**Fragmento:**
=======
Por: Andrés Gómez Vela*
La madrugada de este jueves vi en mis sueños a mi primo Edmundo Gareca. Se aprestaba a cabalgar en una mula color ceniza. Metros más adelante había un grupo de jinetes que lo esperaban. Entre esos viajeros distinguí a mi abuelo Manuel Vela Gareca; al papá de mi primo, Irineo Gareca; y a su mamá, Enriqueta Ayra.
—Edmundo, ¿a dónde vas?—pregunté.
—Me voy al mañana—me dijo y su rostro dibujó una sonrisa de resignación. Luego, subió a la briosa mula, se unió a los otros viajeros; y todos se fueron por un camino que nunca se perdía.
A eso de las 06:30 sonó mi teléfono. Era mi hermana. Me llamó para avisarme llorando que mi primo había muerto a causa del Covid-19, en Sucre. Cada palabra de la mala noticia era un filoso y candente alfiler que buscaba las partes más sensibles de mi alma para clavarse.
Sentí otra vez esa angustiante sensación de vértigo sin fin. Mi cuerpo se paralizó, pero mi cerebro puso en tiempo real imágenes voces y risas de mi primo y que me enteré recién, en ese instante, que las había guardado en mi ser.
Después, volví a mi tiempo y espacio y comencé a cavilar: ¿por qué se fue tan joven? Apenas tenía 46 años. ¿Por qué él? ¿Qué va a ser, ahora, de sus wawitas? En pos de una explicación a lo desconocido, recordé el día que, en mi dolor de haber perdido a mi abuelo, busqué a la muerte, en la inocencia de mi infancia, para matarla, sí, busqué a la muerte para matarla, porque había arrebatado a mi familia al ser que, en ese momento, le daba vida.
Este mismo jueves me enteré que falleció, en Cochabamba, la periodista Johana Tapia. Tenía 29 años. ¡Mierda! Se supone que la muerte es el futuro, no el presente. Se supone que Edmundo debía morir dentro de al menos 30 años y Johana, por lo menos dentro de 60 años. La maldita pandemia adelantó el futuro al convertir la muerte en presente.
El pesimismo filosófico de Arthur Schopenhauer tomó mis pensamientos. ¿Qué somos los humanos? Unos melancólicos viajeros que escapamos del pasado con el deseo de eternizarnos en el presente para no llegar al futuro. Quien le teme a la muerte —diría el filósofo alemán— tiene miedo de perder el presente, caerse de él porque el individuo siempre es ahora y la muerte siempre llega luego.
El Covid nos está demostrando que la muerte no llega luego, sino antes. La nueva deprimente realidad está cambiando el estado psicológico de la humanidad porque está probando, en un juicio sin tribunal, que no alargó la existencia de cada persona como nos hizo creer la ciencia, sino que sólo alargo su agonía para transitar de la nada a la nada.
=======
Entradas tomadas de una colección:
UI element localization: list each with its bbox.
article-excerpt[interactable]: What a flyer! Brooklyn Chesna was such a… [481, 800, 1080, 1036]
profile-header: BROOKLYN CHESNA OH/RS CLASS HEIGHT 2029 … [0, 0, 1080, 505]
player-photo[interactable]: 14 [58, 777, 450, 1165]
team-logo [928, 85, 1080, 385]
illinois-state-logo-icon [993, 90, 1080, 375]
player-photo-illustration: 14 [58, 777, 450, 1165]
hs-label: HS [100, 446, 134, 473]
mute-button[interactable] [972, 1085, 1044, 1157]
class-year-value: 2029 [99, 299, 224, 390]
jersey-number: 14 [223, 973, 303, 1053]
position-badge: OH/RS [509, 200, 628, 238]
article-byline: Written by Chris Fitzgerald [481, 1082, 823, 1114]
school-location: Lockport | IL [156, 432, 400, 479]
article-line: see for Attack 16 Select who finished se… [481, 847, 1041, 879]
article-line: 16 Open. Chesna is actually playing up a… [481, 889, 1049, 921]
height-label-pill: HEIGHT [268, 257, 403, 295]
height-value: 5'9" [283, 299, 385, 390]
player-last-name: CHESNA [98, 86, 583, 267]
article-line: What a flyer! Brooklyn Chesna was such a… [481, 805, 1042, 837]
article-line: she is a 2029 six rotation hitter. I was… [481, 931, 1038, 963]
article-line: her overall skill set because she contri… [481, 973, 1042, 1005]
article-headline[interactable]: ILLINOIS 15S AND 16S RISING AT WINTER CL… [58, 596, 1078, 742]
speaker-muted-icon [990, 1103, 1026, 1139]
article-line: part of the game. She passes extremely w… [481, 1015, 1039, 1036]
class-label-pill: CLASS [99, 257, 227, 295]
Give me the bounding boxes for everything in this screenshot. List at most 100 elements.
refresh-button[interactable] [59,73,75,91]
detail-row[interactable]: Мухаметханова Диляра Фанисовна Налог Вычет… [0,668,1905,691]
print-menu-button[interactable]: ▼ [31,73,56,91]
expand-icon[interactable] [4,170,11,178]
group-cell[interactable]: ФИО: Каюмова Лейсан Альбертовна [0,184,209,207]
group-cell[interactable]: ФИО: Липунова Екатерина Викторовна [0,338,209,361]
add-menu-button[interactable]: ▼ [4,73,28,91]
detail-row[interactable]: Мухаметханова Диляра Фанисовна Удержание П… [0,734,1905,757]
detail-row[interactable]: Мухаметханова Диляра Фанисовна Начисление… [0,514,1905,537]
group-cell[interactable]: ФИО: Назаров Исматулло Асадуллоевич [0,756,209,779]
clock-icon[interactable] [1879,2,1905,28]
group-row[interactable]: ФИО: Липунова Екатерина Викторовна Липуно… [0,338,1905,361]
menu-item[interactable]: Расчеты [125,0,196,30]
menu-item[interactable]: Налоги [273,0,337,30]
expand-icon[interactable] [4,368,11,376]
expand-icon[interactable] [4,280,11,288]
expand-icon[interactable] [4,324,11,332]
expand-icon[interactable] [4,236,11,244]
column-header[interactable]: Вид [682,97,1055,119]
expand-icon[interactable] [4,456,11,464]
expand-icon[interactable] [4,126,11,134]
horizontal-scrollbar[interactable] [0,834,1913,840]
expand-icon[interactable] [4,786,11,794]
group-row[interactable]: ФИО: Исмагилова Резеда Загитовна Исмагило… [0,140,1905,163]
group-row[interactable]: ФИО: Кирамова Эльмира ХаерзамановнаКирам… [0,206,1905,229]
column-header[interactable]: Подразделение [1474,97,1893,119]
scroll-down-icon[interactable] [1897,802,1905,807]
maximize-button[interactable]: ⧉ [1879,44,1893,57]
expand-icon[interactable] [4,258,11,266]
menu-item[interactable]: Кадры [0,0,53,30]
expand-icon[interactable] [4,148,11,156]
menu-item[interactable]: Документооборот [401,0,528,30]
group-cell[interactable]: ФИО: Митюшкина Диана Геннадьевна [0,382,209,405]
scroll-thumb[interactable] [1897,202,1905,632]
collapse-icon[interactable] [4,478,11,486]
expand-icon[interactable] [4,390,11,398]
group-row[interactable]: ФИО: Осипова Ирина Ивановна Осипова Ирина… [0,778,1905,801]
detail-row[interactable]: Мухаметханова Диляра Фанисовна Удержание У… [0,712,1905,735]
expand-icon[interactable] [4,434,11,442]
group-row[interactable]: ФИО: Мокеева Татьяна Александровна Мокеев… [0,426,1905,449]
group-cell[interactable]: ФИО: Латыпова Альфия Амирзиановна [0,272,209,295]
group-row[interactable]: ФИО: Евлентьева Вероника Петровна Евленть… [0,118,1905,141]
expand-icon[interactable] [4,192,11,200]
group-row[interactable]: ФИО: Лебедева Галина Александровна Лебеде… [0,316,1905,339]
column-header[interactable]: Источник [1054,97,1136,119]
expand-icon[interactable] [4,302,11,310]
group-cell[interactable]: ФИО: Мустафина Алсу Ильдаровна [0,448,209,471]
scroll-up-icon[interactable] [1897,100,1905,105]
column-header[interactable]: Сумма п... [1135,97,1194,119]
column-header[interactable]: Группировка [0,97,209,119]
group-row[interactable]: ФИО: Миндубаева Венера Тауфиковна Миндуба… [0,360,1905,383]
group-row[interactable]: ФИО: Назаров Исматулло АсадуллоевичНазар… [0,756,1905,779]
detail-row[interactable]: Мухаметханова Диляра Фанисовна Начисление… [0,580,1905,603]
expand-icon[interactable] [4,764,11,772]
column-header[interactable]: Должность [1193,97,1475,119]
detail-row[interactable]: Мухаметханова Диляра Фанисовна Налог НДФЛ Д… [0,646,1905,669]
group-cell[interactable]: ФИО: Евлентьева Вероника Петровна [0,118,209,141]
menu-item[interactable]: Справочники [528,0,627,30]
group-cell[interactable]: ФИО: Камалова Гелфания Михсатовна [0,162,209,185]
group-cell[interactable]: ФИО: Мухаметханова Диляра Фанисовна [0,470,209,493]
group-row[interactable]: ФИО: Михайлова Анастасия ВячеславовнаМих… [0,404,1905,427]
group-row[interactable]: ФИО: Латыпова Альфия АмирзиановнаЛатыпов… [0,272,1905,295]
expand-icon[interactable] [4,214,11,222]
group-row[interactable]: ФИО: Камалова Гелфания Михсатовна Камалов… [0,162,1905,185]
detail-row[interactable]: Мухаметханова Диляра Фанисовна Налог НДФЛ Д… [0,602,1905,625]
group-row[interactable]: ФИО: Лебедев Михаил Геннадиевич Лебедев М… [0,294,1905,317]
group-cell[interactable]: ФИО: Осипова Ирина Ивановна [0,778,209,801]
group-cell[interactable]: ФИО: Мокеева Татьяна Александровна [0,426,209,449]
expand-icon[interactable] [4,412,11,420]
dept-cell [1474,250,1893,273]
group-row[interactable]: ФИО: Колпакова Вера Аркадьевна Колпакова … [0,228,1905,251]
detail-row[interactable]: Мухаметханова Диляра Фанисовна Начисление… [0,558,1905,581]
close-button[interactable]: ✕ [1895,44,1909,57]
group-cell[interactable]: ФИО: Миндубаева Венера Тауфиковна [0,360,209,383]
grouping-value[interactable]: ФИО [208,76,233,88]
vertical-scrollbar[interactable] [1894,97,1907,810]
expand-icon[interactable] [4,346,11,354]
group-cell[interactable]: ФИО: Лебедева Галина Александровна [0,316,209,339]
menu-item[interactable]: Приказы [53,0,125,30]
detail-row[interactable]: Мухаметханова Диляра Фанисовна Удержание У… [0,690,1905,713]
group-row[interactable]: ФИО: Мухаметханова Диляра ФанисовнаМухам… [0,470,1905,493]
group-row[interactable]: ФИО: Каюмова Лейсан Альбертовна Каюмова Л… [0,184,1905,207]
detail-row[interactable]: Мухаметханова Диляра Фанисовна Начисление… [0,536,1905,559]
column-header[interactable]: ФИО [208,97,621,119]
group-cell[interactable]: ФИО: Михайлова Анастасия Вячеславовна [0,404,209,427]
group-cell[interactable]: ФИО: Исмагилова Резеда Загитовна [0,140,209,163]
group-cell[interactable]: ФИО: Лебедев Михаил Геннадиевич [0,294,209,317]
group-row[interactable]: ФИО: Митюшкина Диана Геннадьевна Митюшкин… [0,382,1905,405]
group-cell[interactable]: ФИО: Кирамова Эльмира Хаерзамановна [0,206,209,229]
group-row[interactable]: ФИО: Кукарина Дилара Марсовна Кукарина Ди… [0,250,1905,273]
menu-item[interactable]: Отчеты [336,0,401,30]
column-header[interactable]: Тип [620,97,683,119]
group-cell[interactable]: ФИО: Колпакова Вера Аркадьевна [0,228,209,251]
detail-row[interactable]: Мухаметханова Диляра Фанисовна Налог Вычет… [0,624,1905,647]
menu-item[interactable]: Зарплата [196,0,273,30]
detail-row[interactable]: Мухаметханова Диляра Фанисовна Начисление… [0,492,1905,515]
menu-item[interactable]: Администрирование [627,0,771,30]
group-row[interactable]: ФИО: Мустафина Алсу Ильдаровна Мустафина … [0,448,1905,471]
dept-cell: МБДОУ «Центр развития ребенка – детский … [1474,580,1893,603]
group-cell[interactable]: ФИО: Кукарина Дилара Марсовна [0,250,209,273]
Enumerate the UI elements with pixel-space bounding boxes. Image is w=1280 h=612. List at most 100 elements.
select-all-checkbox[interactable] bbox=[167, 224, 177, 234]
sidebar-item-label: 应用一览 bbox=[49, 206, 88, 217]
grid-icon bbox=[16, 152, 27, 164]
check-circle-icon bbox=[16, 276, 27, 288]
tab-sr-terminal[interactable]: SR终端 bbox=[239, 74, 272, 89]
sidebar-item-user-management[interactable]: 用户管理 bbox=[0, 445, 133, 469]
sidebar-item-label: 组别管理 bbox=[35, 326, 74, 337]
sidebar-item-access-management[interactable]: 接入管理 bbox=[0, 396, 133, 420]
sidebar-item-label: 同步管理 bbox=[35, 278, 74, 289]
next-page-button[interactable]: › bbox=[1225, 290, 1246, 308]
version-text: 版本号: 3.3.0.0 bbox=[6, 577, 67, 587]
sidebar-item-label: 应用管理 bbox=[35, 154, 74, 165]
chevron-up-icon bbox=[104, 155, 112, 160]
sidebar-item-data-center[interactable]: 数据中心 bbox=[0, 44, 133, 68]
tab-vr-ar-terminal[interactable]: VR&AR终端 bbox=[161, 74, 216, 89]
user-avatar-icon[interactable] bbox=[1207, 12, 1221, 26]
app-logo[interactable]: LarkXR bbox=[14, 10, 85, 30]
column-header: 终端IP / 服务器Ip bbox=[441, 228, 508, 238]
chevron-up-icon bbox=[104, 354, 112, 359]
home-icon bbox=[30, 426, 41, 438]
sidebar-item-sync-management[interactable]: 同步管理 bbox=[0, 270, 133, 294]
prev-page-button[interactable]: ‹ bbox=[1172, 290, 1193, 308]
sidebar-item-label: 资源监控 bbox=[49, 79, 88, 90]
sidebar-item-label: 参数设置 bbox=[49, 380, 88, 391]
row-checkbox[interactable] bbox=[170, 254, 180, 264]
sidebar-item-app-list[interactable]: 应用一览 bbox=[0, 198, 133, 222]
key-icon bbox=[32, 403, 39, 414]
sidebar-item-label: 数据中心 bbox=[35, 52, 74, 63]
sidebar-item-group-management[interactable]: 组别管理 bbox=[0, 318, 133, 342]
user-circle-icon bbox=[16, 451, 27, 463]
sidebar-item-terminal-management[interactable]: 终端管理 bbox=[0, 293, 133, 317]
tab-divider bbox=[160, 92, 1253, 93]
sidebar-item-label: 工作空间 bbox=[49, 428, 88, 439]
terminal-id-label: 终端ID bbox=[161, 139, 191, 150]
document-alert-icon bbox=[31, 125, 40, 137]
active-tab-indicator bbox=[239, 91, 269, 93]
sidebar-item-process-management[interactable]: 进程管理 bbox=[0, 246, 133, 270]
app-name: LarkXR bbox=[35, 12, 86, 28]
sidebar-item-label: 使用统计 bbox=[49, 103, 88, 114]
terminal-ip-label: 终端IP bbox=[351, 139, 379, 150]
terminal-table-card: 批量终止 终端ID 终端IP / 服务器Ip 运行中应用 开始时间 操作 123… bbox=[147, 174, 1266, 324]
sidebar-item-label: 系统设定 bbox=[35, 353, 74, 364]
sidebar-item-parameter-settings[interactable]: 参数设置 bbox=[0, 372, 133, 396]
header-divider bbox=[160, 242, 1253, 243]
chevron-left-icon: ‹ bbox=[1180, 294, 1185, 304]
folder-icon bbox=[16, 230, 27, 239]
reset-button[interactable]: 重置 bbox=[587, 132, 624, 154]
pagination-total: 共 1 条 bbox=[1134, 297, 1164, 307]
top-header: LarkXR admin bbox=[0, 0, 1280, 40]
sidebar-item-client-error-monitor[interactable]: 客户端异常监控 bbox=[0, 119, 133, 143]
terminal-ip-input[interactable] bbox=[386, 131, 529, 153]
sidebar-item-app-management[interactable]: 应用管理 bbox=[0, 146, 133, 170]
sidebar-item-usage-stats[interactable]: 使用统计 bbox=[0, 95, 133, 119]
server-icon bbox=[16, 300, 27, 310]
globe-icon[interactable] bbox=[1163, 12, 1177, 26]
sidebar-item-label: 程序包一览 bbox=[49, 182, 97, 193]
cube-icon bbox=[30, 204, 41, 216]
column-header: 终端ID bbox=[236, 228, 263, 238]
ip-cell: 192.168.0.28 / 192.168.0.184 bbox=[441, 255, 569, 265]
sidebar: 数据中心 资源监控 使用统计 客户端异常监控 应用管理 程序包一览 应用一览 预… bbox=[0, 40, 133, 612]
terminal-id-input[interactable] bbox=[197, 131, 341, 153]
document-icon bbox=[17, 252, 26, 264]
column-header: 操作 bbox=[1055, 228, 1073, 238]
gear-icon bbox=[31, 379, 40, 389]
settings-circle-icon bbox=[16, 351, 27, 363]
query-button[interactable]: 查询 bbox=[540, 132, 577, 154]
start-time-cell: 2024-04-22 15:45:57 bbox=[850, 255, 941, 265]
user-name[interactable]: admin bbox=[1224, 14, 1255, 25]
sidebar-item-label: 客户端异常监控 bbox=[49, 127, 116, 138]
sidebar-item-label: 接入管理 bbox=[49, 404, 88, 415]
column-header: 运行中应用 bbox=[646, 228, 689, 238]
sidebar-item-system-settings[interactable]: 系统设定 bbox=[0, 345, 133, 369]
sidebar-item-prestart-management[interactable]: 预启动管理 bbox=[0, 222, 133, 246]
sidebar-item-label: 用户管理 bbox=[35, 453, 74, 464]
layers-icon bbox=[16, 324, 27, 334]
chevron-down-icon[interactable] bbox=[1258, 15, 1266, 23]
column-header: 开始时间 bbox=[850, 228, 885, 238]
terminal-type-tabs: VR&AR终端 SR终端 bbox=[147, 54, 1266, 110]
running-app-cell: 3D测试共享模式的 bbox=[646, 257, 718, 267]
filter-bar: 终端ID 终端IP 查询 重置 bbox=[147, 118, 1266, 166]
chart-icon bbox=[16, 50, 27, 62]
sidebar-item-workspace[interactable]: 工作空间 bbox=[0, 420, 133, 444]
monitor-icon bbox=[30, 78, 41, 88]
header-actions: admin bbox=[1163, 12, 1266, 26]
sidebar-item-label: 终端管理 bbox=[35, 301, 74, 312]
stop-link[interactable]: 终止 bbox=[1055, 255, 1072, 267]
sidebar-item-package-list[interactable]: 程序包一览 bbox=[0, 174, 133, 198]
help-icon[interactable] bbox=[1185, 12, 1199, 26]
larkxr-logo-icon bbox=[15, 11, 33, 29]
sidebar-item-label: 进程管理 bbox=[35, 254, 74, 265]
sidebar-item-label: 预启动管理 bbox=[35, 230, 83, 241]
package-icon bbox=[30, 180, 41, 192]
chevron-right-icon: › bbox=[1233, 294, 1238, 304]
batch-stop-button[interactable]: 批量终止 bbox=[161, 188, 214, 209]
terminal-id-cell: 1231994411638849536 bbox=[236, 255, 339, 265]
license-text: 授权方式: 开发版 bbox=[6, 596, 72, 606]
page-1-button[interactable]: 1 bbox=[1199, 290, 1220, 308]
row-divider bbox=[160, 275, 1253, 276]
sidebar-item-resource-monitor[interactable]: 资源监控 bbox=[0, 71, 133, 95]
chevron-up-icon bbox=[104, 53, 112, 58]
=======
**Objetivo del ejercicio:** Por favor, indique en qué ciudad murió la periodista Johana Tapia, según la columna sobre la muerte de Edmundo Gareca. Los registros no son necesarios para este ejercicio.

**Respuesta del ejercicio:** En Cochabamba.